> [YOUR GOAL]:
Output the material beneath this task exactly, images excluded.

> [GIVEN RECORDS]:
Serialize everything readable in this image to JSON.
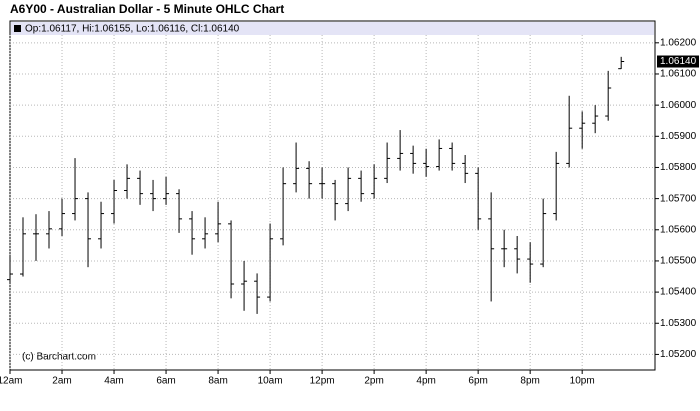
{
  "chart_data": {
    "type": "ohlc",
    "title": "A6Y00 - Australian Dollar - 5 Minute OHLC Chart",
    "legend_text": "Op:1.06117, Hi:1.06155, Lo:1.06116, Cl:1.06140",
    "last_price_label": "1.06140",
    "watermark": "(c) Barchart.com",
    "color": "#000000",
    "grid": true,
    "x": [
      0,
      0.5,
      1,
      1.5,
      2,
      2.5,
      3,
      3.5,
      4,
      4.5,
      5,
      5.5,
      6,
      6.5,
      7,
      7.5,
      8,
      8.5,
      9,
      9.5,
      10,
      10.5,
      11,
      11.5,
      12,
      12.5,
      13,
      13.5,
      14,
      14.5,
      15,
      15.5,
      16,
      16.5,
      17,
      17.5,
      18,
      18.5,
      19,
      19.5,
      20,
      20.5,
      21,
      21.5,
      22,
      22.5,
      23,
      23.5
    ],
    "open": [
      1.0544,
      1.05458,
      1.05587,
      1.05587,
      1.05603,
      1.05652,
      1.057,
      1.05571,
      1.05652,
      1.05726,
      1.05765,
      1.05716,
      1.057,
      1.05716,
      1.05635,
      1.05571,
      1.05587,
      1.05619,
      1.05426,
      1.05435,
      1.05384,
      1.05571,
      1.05748,
      1.05797,
      1.05748,
      1.05748,
      1.05684,
      1.05765,
      1.05716,
      1.05765,
      1.05829,
      1.05845,
      1.05813,
      1.05803,
      1.05861,
      1.05813,
      1.05781,
      1.05635,
      1.05539,
      1.05539,
      1.05506,
      1.0549,
      1.05652,
      1.05813,
      1.05926,
      1.05942,
      1.05965,
      1.06117
    ],
    "high": [
      1.0552,
      1.0564,
      1.0565,
      1.0566,
      1.057,
      1.0583,
      1.0572,
      1.0569,
      1.0576,
      1.0581,
      1.0579,
      1.0576,
      1.0577,
      1.0573,
      1.0566,
      1.0564,
      1.0569,
      1.0563,
      1.055,
      1.0546,
      1.0562,
      1.058,
      1.0588,
      1.0582,
      1.058,
      1.0576,
      1.058,
      1.0579,
      1.0581,
      1.0588,
      1.0592,
      1.0587,
      1.0586,
      1.0589,
      1.0588,
      1.0584,
      1.058,
      1.0572,
      1.056,
      1.0558,
      1.0556,
      1.057,
      1.0585,
      1.0603,
      1.0598,
      1.06,
      1.0611,
      1.06155
    ],
    "low": [
      1.0543,
      1.0545,
      1.055,
      1.0554,
      1.0558,
      1.0563,
      1.0548,
      1.0554,
      1.0562,
      1.057,
      1.0568,
      1.0566,
      1.0568,
      1.0559,
      1.0552,
      1.0554,
      1.0556,
      1.0538,
      1.0534,
      1.0533,
      1.0537,
      1.0555,
      1.0572,
      1.057,
      1.057,
      1.0563,
      1.0566,
      1.0569,
      1.057,
      1.0575,
      1.0579,
      1.0578,
      1.0577,
      1.0579,
      1.0579,
      1.0575,
      1.056,
      1.0537,
      1.0548,
      1.0546,
      1.0543,
      1.0548,
      1.0563,
      1.058,
      1.0586,
      1.0591,
      1.0595,
      1.06116
    ],
    "close": [
      1.05458,
      1.05587,
      1.05587,
      1.05603,
      1.05652,
      1.057,
      1.05571,
      1.05652,
      1.05726,
      1.05765,
      1.05716,
      1.057,
      1.05716,
      1.05635,
      1.05571,
      1.05587,
      1.05619,
      1.05426,
      1.05435,
      1.05384,
      1.05571,
      1.05748,
      1.05797,
      1.05748,
      1.05748,
      1.05684,
      1.05765,
      1.05716,
      1.05765,
      1.05829,
      1.05845,
      1.05813,
      1.05803,
      1.05861,
      1.05813,
      1.05781,
      1.05635,
      1.05539,
      1.05539,
      1.05506,
      1.0549,
      1.05652,
      1.05813,
      1.05926,
      1.05942,
      1.05965,
      1.06055,
      1.0614
    ],
    "xlim": [
      0,
      24.8
    ],
    "xticks": [
      {
        "value": 0,
        "label": "12am"
      },
      {
        "value": 2,
        "label": "2am"
      },
      {
        "value": 4,
        "label": "4am"
      },
      {
        "value": 6,
        "label": "6am"
      },
      {
        "value": 8,
        "label": "8am"
      },
      {
        "value": 10,
        "label": "10am"
      },
      {
        "value": 12,
        "label": "12pm"
      },
      {
        "value": 14,
        "label": "2pm"
      },
      {
        "value": 16,
        "label": "4pm"
      },
      {
        "value": 18,
        "label": "6pm"
      },
      {
        "value": 20,
        "label": "8pm"
      },
      {
        "value": 22,
        "label": "10pm"
      }
    ],
    "ylim": [
      1.0515,
      1.0627
    ],
    "yticks": [
      {
        "value": 1.052,
        "label": "1.05200"
      },
      {
        "value": 1.053,
        "label": "1.05300"
      },
      {
        "value": 1.054,
        "label": "1.05400"
      },
      {
        "value": 1.055,
        "label": "1.05500"
      },
      {
        "value": 1.056,
        "label": "1.05600"
      },
      {
        "value": 1.057,
        "label": "1.05700"
      },
      {
        "value": 1.058,
        "label": "1.05800"
      },
      {
        "value": 1.059,
        "label": "1.05900"
      },
      {
        "value": 1.06,
        "label": "1.06000"
      },
      {
        "value": 1.061,
        "label": "1.06100"
      },
      {
        "value": 1.062,
        "label": "1.06200"
      }
    ]
  }
}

> [RESPONSE]:
Serialize everything readable in this image to JSON.
{
  "chart_data": {
    "type": "ohlc",
    "title": "A6Y00 - Australian Dollar - 5 Minute OHLC Chart",
    "legend_text": "Op:1.06117, Hi:1.06155, Lo:1.06116, Cl:1.06140",
    "last_price_label": "1.06140",
    "watermark": "(c) Barchart.com",
    "color": "#000000",
    "grid": true,
    "x": [
      0,
      0.5,
      1,
      1.5,
      2,
      2.5,
      3,
      3.5,
      4,
      4.5,
      5,
      5.5,
      6,
      6.5,
      7,
      7.5,
      8,
      8.5,
      9,
      9.5,
      10,
      10.5,
      11,
      11.5,
      12,
      12.5,
      13,
      13.5,
      14,
      14.5,
      15,
      15.5,
      16,
      16.5,
      17,
      17.5,
      18,
      18.5,
      19,
      19.5,
      20,
      20.5,
      21,
      21.5,
      22,
      22.5,
      23,
      23.5
    ],
    "open": [
      1.0544,
      1.05458,
      1.05587,
      1.05587,
      1.05603,
      1.05652,
      1.057,
      1.05571,
      1.05652,
      1.05726,
      1.05765,
      1.05716,
      1.057,
      1.05716,
      1.05635,
      1.05571,
      1.05587,
      1.05619,
      1.05426,
      1.05435,
      1.05384,
      1.05571,
      1.05748,
      1.05797,
      1.05748,
      1.05748,
      1.05684,
      1.05765,
      1.05716,
      1.05765,
      1.05829,
      1.05845,
      1.05813,
      1.05803,
      1.05861,
      1.05813,
      1.05781,
      1.05635,
      1.05539,
      1.05539,
      1.05506,
      1.0549,
      1.05652,
      1.05813,
      1.05926,
      1.05942,
      1.05965,
      1.06117
    ],
    "high": [
      1.0552,
      1.0564,
      1.0565,
      1.0566,
      1.057,
      1.0583,
      1.0572,
      1.0569,
      1.0576,
      1.0581,
      1.0579,
      1.0576,
      1.0577,
      1.0573,
      1.0566,
      1.0564,
      1.0569,
      1.0563,
      1.055,
      1.0546,
      1.0562,
      1.058,
      1.0588,
      1.0582,
      1.058,
      1.0576,
      1.058,
      1.0579,
      1.0581,
      1.0588,
      1.0592,
      1.0587,
      1.0586,
      1.0589,
      1.0588,
      1.0584,
      1.058,
      1.0572,
      1.056,
      1.0558,
      1.0556,
      1.057,
      1.0585,
      1.0603,
      1.0598,
      1.06,
      1.0611,
      1.06155
    ],
    "low": [
      1.0543,
      1.0545,
      1.055,
      1.0554,
      1.0558,
      1.0563,
      1.0548,
      1.0554,
      1.0562,
      1.057,
      1.0568,
      1.0566,
      1.0568,
      1.0559,
      1.0552,
      1.0554,
      1.0556,
      1.0538,
      1.0534,
      1.0533,
      1.0537,
      1.0555,
      1.0572,
      1.057,
      1.057,
      1.0563,
      1.0566,
      1.0569,
      1.057,
      1.0575,
      1.0579,
      1.0578,
      1.0577,
      1.0579,
      1.0579,
      1.0575,
      1.056,
      1.0537,
      1.0548,
      1.0546,
      1.0543,
      1.0548,
      1.0563,
      1.058,
      1.0586,
      1.0591,
      1.0595,
      1.06116
    ],
    "close": [
      1.05458,
      1.05587,
      1.05587,
      1.05603,
      1.05652,
      1.057,
      1.05571,
      1.05652,
      1.05726,
      1.05765,
      1.05716,
      1.057,
      1.05716,
      1.05635,
      1.05571,
      1.05587,
      1.05619,
      1.05426,
      1.05435,
      1.05384,
      1.05571,
      1.05748,
      1.05797,
      1.05748,
      1.05748,
      1.05684,
      1.05765,
      1.05716,
      1.05765,
      1.05829,
      1.05845,
      1.05813,
      1.05803,
      1.05861,
      1.05813,
      1.05781,
      1.05635,
      1.05539,
      1.05539,
      1.05506,
      1.0549,
      1.05652,
      1.05813,
      1.05926,
      1.05942,
      1.05965,
      1.06055,
      1.0614
    ],
    "xlim": [
      0,
      24.8
    ],
    "xticks": [
      {
        "value": 0,
        "label": "12am"
      },
      {
        "value": 2,
        "label": "2am"
      },
      {
        "value": 4,
        "label": "4am"
      },
      {
        "value": 6,
        "label": "6am"
      },
      {
        "value": 8,
        "label": "8am"
      },
      {
        "value": 10,
        "label": "10am"
      },
      {
        "value": 12,
        "label": "12pm"
      },
      {
        "value": 14,
        "label": "2pm"
      },
      {
        "value": 16,
        "label": "4pm"
      },
      {
        "value": 18,
        "label": "6pm"
      },
      {
        "value": 20,
        "label": "8pm"
      },
      {
        "value": 22,
        "label": "10pm"
      }
    ],
    "ylim": [
      1.0515,
      1.0627
    ],
    "yticks": [
      {
        "value": 1.052,
        "label": "1.05200"
      },
      {
        "value": 1.053,
        "label": "1.05300"
      },
      {
        "value": 1.054,
        "label": "1.05400"
      },
      {
        "value": 1.055,
        "label": "1.05500"
      },
      {
        "value": 1.056,
        "label": "1.05600"
      },
      {
        "value": 1.057,
        "label": "1.05700"
      },
      {
        "value": 1.058,
        "label": "1.05800"
      },
      {
        "value": 1.059,
        "label": "1.05900"
      },
      {
        "value": 1.06,
        "label": "1.06000"
      },
      {
        "value": 1.061,
        "label": "1.06100"
      },
      {
        "value": 1.062,
        "label": "1.06200"
      }
    ]
  }
}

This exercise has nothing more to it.